• _作業内容_
A) 本文によると、猫がストレスを感じたときに出るあくびは何のサインですか。
B) 本文の「普段とは違う状況に遭遇したとき」で始まる段落を、大事な内容を残して短くまとめてください。
C) 本文の「愛猫が身体を丸めて寝ていると」から「がベストな選択だといえます。」までを、一字も変えずにそのまま書き写してください。

• _本文_
• • • • • • •

脳に酸素を入れ、顔や身体のストレッチをすることでコンディションを整えていますよ。
ストレスを感じている
猫はストレスを感じたときにも、あくびをします。
愛猫が身体を丸めて寝ていると、ホッコリして思わずなでたくなりますよね。愛猫が顔を上げてあくびをしたら、飼い主さんとしてはなおさら「かわいい」と声に出してしまうかもしれません。でもそのあくびは、猫にとっては不満を意味する表現なのです。「まだ眠いんだから」「起こさないで」という気持ちが込められたあくびですので、触りたい気持ちをぐっとこらえてください。
普段とは違う状況に遭遇したとき、知らない場所に連れて行かれたり、知らない人が家にやって来たりした場合にもあくびをします。あくびをすることで、ざわざわと高鳴る不安な感情を落ち着かせているのです。
ストレスを感じたときに出る猫のあくびは、ストレスをどうにか緩和しようと「頑張っている」サインです。飼い主さんとしては、そっと見守ってあげるのがベストな選択だといえます。
気持ちを切り替えている(転移行動)

• • • • • • •

• _提供情報_
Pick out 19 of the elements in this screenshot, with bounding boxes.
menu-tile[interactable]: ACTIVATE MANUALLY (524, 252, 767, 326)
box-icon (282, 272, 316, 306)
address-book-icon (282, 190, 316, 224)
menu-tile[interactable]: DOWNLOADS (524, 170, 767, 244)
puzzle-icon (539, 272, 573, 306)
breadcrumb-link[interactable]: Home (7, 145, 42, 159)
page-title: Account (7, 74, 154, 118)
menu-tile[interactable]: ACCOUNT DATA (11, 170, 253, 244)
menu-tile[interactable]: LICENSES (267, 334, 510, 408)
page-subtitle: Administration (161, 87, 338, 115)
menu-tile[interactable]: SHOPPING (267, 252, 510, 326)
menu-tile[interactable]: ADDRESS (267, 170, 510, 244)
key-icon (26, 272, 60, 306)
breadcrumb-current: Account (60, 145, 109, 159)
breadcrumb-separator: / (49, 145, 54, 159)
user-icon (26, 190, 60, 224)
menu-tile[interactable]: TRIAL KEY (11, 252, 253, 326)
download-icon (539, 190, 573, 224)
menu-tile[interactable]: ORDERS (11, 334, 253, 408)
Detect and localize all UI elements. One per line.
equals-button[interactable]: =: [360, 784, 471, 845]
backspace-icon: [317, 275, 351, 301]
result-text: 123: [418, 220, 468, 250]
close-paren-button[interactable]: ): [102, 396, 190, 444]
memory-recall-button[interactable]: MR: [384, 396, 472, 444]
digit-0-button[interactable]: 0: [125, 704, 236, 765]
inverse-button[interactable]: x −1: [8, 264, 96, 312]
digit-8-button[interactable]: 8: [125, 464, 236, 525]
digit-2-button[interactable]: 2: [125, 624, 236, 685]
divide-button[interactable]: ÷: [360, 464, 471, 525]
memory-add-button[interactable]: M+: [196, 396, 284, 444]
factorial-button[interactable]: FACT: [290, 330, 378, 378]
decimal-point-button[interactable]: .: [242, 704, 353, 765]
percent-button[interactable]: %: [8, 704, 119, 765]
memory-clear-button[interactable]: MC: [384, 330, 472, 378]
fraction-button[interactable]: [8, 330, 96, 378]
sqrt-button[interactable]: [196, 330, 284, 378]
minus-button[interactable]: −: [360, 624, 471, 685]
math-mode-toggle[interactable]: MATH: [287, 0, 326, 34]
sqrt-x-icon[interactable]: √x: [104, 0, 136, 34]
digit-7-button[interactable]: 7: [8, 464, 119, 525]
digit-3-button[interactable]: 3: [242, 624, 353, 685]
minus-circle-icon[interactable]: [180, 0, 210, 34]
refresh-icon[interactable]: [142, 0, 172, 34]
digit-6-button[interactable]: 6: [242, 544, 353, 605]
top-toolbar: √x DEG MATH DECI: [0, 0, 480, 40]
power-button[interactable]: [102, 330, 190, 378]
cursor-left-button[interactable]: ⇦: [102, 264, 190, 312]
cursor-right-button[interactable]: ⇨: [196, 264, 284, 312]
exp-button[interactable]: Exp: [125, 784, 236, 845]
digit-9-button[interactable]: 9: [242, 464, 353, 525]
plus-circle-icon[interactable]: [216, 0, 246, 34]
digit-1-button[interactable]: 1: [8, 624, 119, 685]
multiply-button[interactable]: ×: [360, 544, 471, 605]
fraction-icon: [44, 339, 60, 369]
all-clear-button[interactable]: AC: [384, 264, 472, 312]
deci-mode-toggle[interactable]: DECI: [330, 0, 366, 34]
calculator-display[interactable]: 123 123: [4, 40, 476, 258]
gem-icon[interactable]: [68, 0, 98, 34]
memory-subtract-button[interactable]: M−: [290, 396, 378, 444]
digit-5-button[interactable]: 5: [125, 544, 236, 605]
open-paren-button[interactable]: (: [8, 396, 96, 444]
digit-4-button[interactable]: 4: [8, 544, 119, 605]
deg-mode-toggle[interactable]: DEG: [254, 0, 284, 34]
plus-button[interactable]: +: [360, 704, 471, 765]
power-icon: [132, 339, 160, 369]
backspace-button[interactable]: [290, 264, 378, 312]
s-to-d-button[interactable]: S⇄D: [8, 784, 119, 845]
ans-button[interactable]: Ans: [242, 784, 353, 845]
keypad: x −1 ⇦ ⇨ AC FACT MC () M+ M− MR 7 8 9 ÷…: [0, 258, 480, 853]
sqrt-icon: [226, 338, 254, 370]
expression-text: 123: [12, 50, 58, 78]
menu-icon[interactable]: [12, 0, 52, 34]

• • • • • • •

• _解答_
A) ストレスをどうにか緩和しようと「頑張っている」サインです。

B) 知らない場所に連れて行かれたり、知らない人が家に来たりするなど、普段と違う状況になったときにも、猫はあくびをします。あくびで不安な気持ちを落ち着かせているのです。

C)
愛猫が身体を丸めて寝ていると、ホッコリして思わずなでたくなりますよね。愛猫が顔を上げてあくびをしたら、飼い主さんとしてはなおさら「かわいい」と声に出してしまうかもしれません。でもそのあくびは、猫にとっては不満を意味する表現なのです。「まだ眠いんだから」「起こさないで」という気持ちが込められたあくびですので、触りたい気持ちをぐっとこらえてください。
普段とは違う状況に遭遇したとき、知らない場所に連れて行かれたり、知らない人が家にやって来たりした場合にもあくびをします。あくびをすることで、ざわざわと高鳴る不安な感情を落ち着かせているのです。
ストレスを感じたときに出る猫のあくびは、ストレスをどうにか緩和しようと「頑張っている」サインです。飼い主さんとしては、そっと見守ってあげるのがベストな選択だといえます。